Source records »

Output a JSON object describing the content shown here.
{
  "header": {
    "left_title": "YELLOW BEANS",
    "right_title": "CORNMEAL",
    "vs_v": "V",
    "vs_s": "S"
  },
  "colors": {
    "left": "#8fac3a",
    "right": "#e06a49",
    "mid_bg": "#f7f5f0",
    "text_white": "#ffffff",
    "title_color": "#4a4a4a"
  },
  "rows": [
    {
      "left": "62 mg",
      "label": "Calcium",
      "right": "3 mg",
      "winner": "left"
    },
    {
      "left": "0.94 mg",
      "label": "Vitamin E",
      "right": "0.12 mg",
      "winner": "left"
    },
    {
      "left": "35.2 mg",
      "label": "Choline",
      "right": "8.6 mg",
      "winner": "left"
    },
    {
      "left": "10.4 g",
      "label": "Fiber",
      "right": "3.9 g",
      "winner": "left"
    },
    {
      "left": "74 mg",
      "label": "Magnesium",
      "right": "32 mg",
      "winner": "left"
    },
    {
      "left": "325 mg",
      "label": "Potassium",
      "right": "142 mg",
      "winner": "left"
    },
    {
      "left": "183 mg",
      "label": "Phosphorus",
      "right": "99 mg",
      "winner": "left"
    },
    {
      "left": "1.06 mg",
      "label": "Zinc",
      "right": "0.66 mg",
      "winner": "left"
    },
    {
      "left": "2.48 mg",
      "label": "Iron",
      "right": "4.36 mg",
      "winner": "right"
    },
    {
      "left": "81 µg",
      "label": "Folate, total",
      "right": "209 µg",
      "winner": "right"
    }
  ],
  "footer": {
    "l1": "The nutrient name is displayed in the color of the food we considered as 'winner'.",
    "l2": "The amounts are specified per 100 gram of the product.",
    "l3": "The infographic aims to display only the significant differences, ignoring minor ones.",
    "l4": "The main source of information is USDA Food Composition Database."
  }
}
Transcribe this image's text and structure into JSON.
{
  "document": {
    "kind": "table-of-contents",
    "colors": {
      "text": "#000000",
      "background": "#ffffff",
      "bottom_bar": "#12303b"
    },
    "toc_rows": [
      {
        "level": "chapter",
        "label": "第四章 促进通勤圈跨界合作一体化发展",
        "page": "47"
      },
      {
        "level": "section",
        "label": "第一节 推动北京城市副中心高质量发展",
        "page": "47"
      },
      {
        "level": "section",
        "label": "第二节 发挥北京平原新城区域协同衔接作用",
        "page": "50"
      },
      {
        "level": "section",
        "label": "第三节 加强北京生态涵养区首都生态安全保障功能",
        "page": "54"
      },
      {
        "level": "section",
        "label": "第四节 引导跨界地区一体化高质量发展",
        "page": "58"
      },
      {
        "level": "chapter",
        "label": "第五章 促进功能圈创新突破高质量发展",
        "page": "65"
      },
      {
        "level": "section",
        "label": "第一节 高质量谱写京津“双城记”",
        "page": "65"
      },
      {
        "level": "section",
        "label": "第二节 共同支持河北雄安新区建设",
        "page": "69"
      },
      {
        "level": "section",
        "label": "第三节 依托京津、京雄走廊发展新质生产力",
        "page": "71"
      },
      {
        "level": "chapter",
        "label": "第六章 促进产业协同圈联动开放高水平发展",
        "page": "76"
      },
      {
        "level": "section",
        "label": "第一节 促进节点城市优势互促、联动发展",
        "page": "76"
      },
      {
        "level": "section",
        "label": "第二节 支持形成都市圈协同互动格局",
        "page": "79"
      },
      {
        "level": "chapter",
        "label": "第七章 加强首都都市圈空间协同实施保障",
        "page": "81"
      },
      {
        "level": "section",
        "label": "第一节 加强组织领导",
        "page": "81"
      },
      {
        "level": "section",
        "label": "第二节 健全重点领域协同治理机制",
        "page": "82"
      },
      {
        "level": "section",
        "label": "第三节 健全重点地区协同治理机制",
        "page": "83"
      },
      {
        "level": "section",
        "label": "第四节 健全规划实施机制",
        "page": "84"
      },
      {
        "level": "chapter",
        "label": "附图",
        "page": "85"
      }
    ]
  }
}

Exercise prompt » Copy each line above where the string "JSON" occurs.

Exercise response »
Output a JSON object describing the content shown here.
Transcribe this image's text and structure into JSON.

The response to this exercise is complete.